GIVEN REQUEST –
Make an exact copy of the lines below.
— start of GIVEN DATA —
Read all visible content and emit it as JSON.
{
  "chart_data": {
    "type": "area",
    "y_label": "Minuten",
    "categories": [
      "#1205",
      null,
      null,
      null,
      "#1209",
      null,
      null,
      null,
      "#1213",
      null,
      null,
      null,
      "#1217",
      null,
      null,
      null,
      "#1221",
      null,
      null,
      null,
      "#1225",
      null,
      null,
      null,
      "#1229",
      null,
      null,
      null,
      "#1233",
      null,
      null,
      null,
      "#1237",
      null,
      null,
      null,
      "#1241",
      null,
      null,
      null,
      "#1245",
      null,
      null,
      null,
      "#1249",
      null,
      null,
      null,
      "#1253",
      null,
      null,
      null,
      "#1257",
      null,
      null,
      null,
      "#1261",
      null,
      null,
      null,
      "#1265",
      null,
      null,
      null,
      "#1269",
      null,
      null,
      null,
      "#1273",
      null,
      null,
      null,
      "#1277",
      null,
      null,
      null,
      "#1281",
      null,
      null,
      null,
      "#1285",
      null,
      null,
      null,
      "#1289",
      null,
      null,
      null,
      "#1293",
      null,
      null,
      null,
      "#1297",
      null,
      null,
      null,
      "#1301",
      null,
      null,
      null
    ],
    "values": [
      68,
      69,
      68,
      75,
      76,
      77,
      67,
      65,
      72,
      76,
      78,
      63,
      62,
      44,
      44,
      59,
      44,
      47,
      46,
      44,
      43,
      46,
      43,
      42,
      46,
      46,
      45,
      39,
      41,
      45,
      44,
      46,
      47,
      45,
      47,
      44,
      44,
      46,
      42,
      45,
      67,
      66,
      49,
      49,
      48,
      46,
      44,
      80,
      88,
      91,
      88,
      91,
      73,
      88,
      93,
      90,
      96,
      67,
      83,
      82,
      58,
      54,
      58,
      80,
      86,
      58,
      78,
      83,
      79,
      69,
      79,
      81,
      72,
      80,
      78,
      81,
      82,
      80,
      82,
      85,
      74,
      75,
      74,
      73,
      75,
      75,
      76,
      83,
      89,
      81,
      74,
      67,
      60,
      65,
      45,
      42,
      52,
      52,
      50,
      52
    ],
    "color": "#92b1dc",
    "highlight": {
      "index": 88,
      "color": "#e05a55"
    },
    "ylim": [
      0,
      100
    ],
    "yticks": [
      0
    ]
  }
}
— end of GIVEN DATA —
PROBLEM SOLUTION –
Read all visible content and emit it as JSON.
{
  "chart_data": {
    "type": "area",
    "y_label": "Minuten",
    "categories": [
      "#1205",
      null,
      null,
      null,
      "#1209",
      null,
      null,
      null,
      "#1213",
      null,
      null,
      null,
      "#1217",
      null,
      null,
      null,
      "#1221",
      null,
      null,
      null,
      "#1225",
      null,
      null,
      null,
      "#1229",
      null,
      null,
      null,
      "#1233",
      null,
      null,
      null,
      "#1237",
      null,
      null,
      null,
      "#1241",
      null,
      null,
      null,
      "#1245",
      null,
      null,
      null,
      "#1249",
      null,
      null,
      null,
      "#1253",
      null,
      null,
      null,
      "#1257",
      null,
      null,
      null,
      "#1261",
      null,
      null,
      null,
      "#1265",
      null,
      null,
      null,
      "#1269",
      null,
      null,
      null,
      "#1273",
      null,
      null,
      null,
      "#1277",
      null,
      null,
      null,
      "#1281",
      null,
      null,
      null,
      "#1285",
      null,
      null,
      null,
      "#1289",
      null,
      null,
      null,
      "#1293",
      null,
      null,
      null,
      "#1297",
      null,
      null,
      null,
      "#1301",
      null,
      null,
      null
    ],
    "values": [
      68,
      69,
      68,
      75,
      76,
      77,
      67,
      65,
      72,
      76,
      78,
      63,
      62,
      44,
      44,
      59,
      44,
      47,
      46,
      44,
      43,
      46,
      43,
      42,
      46,
      46,
      45,
      39,
      41,
      45,
      44,
      46,
      47,
      45,
      47,
      44,
      44,
      46,
      42,
      45,
      67,
      66,
      49,
      49,
      48,
      46,
      44,
      80,
      88,
      91,
      88,
      91,
      73,
      88,
      93,
      90,
      96,
      67,
      83,
      82,
      58,
      54,
      58,
      80,
      86,
      58,
      78,
      83,
      79,
      69,
      79,
      81,
      72,
      80,
      78,
      81,
      82,
      80,
      82,
      85,
      74,
      75,
      74,
      73,
      75,
      75,
      76,
      83,
      89,
      81,
      74,
      67,
      60,
      65,
      45,
      42,
      52,
      52,
      50,
      52
    ],
    "color": "#92b1dc",
    "highlight": {
      "index": 88,
      "color": "#e05a55"
    },
    "ylim": [
      0,
      100
    ],
    "yticks": [
      0
    ]
  }
}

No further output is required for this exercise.